§ EXERCISE GOAL
Write every line of the material out exactly as shown.

§ INFORMATION GIVEN
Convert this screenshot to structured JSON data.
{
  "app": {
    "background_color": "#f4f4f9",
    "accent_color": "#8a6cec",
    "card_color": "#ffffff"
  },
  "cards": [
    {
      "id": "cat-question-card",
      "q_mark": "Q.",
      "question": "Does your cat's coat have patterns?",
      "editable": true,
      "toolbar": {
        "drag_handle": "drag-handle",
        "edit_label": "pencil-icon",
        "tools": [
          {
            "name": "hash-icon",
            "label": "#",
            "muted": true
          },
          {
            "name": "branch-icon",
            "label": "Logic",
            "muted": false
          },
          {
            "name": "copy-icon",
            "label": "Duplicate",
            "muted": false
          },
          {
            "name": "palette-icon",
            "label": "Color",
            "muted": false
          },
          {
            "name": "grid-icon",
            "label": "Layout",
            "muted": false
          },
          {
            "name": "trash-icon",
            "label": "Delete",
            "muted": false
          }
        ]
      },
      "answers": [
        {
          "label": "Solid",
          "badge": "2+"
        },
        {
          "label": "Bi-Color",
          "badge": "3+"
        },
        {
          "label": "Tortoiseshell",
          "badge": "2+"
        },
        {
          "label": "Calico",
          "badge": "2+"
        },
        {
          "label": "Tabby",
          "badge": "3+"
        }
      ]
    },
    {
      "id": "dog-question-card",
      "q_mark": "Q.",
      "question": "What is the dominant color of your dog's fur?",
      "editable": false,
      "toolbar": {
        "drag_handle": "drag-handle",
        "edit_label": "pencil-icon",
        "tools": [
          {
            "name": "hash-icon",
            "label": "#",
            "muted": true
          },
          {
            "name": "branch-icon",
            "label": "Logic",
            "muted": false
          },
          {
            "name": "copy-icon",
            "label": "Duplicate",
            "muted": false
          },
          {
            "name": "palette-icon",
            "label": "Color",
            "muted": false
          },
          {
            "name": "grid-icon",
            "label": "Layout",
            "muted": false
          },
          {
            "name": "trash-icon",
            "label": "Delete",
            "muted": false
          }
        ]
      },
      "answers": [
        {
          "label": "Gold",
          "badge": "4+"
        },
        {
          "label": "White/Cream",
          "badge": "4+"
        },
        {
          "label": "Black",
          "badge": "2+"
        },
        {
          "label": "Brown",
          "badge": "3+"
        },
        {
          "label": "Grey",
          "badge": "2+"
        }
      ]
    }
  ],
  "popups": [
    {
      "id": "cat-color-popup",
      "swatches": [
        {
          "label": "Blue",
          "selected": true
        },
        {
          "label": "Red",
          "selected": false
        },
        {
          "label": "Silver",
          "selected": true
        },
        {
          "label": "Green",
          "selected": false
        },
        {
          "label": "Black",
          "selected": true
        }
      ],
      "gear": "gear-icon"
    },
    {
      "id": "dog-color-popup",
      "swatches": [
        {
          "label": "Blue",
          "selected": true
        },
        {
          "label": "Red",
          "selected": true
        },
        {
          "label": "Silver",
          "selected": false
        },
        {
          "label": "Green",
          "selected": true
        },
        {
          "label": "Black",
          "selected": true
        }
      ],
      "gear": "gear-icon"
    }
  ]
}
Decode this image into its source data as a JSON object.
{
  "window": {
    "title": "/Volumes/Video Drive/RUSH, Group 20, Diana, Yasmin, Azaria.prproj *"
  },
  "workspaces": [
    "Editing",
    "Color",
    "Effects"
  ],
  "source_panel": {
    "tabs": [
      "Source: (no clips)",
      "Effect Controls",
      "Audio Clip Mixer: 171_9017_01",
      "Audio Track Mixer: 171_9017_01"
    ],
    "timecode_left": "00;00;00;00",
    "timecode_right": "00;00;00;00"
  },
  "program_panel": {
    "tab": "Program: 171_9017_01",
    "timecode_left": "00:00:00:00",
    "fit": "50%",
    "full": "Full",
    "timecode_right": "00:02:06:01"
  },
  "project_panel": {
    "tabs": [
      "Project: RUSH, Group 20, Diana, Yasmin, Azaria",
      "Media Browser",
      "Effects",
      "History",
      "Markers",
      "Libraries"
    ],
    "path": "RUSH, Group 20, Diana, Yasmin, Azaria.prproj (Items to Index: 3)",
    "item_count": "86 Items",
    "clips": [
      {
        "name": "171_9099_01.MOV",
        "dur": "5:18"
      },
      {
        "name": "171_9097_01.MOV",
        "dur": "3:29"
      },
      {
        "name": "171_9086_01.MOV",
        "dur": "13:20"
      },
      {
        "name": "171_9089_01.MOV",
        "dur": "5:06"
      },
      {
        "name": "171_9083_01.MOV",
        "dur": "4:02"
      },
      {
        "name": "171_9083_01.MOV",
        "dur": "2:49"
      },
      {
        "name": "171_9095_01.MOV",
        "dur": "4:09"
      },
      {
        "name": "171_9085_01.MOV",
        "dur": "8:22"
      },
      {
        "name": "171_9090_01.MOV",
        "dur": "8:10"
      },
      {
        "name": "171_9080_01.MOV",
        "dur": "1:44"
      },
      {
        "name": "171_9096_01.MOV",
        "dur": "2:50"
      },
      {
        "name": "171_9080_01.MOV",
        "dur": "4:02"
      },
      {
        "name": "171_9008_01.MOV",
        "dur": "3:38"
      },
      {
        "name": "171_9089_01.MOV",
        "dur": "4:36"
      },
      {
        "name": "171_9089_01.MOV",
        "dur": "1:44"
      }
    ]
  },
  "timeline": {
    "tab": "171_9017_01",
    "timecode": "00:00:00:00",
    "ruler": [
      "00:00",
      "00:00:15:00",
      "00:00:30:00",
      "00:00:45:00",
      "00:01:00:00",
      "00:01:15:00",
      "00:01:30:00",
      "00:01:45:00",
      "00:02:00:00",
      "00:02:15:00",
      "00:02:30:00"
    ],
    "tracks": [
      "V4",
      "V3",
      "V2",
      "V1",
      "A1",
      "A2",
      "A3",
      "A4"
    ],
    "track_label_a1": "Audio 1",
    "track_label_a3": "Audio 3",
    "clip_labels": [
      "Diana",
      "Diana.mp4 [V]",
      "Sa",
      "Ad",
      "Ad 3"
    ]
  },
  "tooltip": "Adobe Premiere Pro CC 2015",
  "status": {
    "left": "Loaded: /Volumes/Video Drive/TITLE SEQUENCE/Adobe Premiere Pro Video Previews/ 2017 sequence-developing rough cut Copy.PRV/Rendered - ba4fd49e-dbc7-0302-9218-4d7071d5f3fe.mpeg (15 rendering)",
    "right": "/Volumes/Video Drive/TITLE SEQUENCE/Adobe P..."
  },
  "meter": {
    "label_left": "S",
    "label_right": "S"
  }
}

§ PROBLEM SOLUTION
Convert this screenshot to structured JSON data.
{
  "app": {
    "background_color": "#f4f4f9",
    "accent_color": "#8a6cec",
    "card_color": "#ffffff"
  },
  "cards": [
    {
      "id": "cat-question-card",
      "q_mark": "Q.",
      "question": "Does your cat's coat have patterns?",
      "editable": true,
      "toolbar": {
        "drag_handle": "drag-handle",
        "edit_label": "pencil-icon",
        "tools": [
          {
            "name": "hash-icon",
            "label": "#",
            "muted": true
          },
          {
            "name": "branch-icon",
            "label": "Logic",
            "muted": false
          },
          {
            "name": "copy-icon",
            "label": "Duplicate",
            "muted": false
          },
          {
            "name": "palette-icon",
            "label": "Color",
            "muted": false
          },
          {
            "name": "grid-icon",
            "label": "Layout",
            "muted": false
          },
          {
            "name": "trash-icon",
            "label": "Delete",
            "muted": false
          }
        ]
      },
      "answers": [
        {
          "label": "Solid",
          "badge": "2+"
        },
        {
          "label": "Bi-Color",
          "badge": "3+"
        },
        {
          "label": "Tortoiseshell",
          "badge": "2+"
        },
        {
          "label": "Calico",
          "badge": "2+"
        },
        {
          "label": "Tabby",
          "badge": "3+"
        }
      ]
    },
    {
      "id": "dog-question-card",
      "q_mark": "Q.",
      "question": "What is the dominant color of your dog's fur?",
      "editable": false,
      "toolbar": {
        "drag_handle": "drag-handle",
        "edit_label": "pencil-icon",
        "tools": [
          {
            "name": "hash-icon",
            "label": "#",
            "muted": true
          },
          {
            "name": "branch-icon",
            "label": "Logic",
            "muted": false
          },
          {
            "name": "copy-icon",
            "label": "Duplicate",
            "muted": false
          },
          {
            "name": "palette-icon",
            "label": "Color",
            "muted": false
          },
          {
            "name": "grid-icon",
            "label": "Layout",
            "muted": false
          },
          {
            "name": "trash-icon",
            "label": "Delete",
            "muted": false
          }
        ]
      },
      "answers": [
        {
          "label": "Gold",
          "badge": "4+"
        },
        {
          "label": "White/Cream",
          "badge": "4+"
        },
        {
          "label": "Black",
          "badge": "2+"
        },
        {
          "label": "Brown",
          "badge": "3+"
        },
        {
          "label": "Grey",
          "badge": "2+"
        }
      ]
    }
  ],
  "popups": [
    {
      "id": "cat-color-popup",
      "swatches": [
        {
          "label": "Blue",
          "selected": true
        },
        {
          "label": "Red",
          "selected": false
        },
        {
          "label": "Silver",
          "selected": true
        },
        {
          "label": "Green",
          "selected": false
        },
        {
          "label": "Black",
          "selected": true
        }
      ],
      "gear": "gear-icon"
    },
    {
      "id": "dog-color-popup",
      "swatches": [
        {
          "label": "Blue",
          "selected": true
        },
        {
          "label": "Red",
          "selected": true
        },
        {
          "label": "Silver",
          "selected": false
        },
        {
          "label": "Green",
          "selected": true
        },
        {
          "label": "Black",
          "selected": true
        }
      ],
      "gear": "gear-icon"
    }
  ]
}
Decode this image into its source data as a JSON object.
{
  "window": {
    "title": "/Volumes/Video Drive/RUSH, Group 20, Diana, Yasmin, Azaria.prproj *"
  },
  "workspaces": [
    "Editing",
    "Color",
    "Effects"
  ],
  "source_panel": {
    "tabs": [
      "Source: (no clips)",
      "Effect Controls",
      "Audio Clip Mixer: 171_9017_01",
      "Audio Track Mixer: 171_9017_01"
    ],
    "timecode_left": "00;00;00;00",
    "timecode_right": "00;00;00;00"
  },
  "program_panel": {
    "tab": "Program: 171_9017_01",
    "timecode_left": "00:00:00:00",
    "fit": "50%",
    "full": "Full",
    "timecode_right": "00:02:06:01"
  },
  "project_panel": {
    "tabs": [
      "Project: RUSH, Group 20, Diana, Yasmin, Azaria",
      "Media Browser",
      "Effects",
      "History",
      "Markers",
      "Libraries"
    ],
    "path": "RUSH, Group 20, Diana, Yasmin, Azaria.prproj (Items to Index: 3)",
    "item_count": "86 Items",
    "clips": [
      {
        "name": "171_9099_01.MOV",
        "dur": "5:18"
      },
      {
        "name": "171_9097_01.MOV",
        "dur": "3:29"
      },
      {
        "name": "171_9086_01.MOV",
        "dur": "13:20"
      },
      {
        "name": "171_9089_01.MOV",
        "dur": "5:06"
      },
      {
        "name": "171_9083_01.MOV",
        "dur": "4:02"
      },
      {
        "name": "171_9083_01.MOV",
        "dur": "2:49"
      },
      {
        "name": "171_9095_01.MOV",
        "dur": "4:09"
      },
      {
        "name": "171_9085_01.MOV",
        "dur": "8:22"
      },
      {
        "name": "171_9090_01.MOV",
        "dur": "8:10"
      },
      {
        "name": "171_9080_01.MOV",
        "dur": "1:44"
      },
      {
        "name": "171_9096_01.MOV",
        "dur": "2:50"
      },
      {
        "name": "171_9080_01.MOV",
        "dur": "4:02"
      },
      {
        "name": "171_9008_01.MOV",
        "dur": "3:38"
      },
      {
        "name": "171_9089_01.MOV",
        "dur": "4:36"
      },
      {
        "name": "171_9089_01.MOV",
        "dur": "1:44"
      }
    ]
  },
  "timeline": {
    "tab": "171_9017_01",
    "timecode": "00:00:00:00",
    "ruler": [
      "00:00",
      "00:00:15:00",
      "00:00:30:00",
      "00:00:45:00",
      "00:01:00:00",
      "00:01:15:00",
      "00:01:30:00",
      "00:01:45:00",
      "00:02:00:00",
      "00:02:15:00",
      "00:02:30:00"
    ],
    "tracks": [
      "V4",
      "V3",
      "V2",
      "V1",
      "A1",
      "A2",
      "A3",
      "A4"
    ],
    "track_label_a1": "Audio 1",
    "track_label_a3": "Audio 3",
    "clip_labels": [
      "Diana",
      "Diana.mp4 [V]",
      "Sa",
      "Ad",
      "Ad 3"
    ]
  },
  "tooltip": "Adobe Premiere Pro CC 2015",
  "status": {
    "left": "Loaded: /Volumes/Video Drive/TITLE SEQUENCE/Adobe Premiere Pro Video Previews/ 2017 sequence-developing rough cut Copy.PRV/Rendered - ba4fd49e-dbc7-0302-9218-4d7071d5f3fe.mpeg (15 rendering)",
    "right": "/Volumes/Video Drive/TITLE SEQUENCE/Adobe P..."
  },
  "meter": {
    "label_left": "S",
    "label_right": "S"
  }
}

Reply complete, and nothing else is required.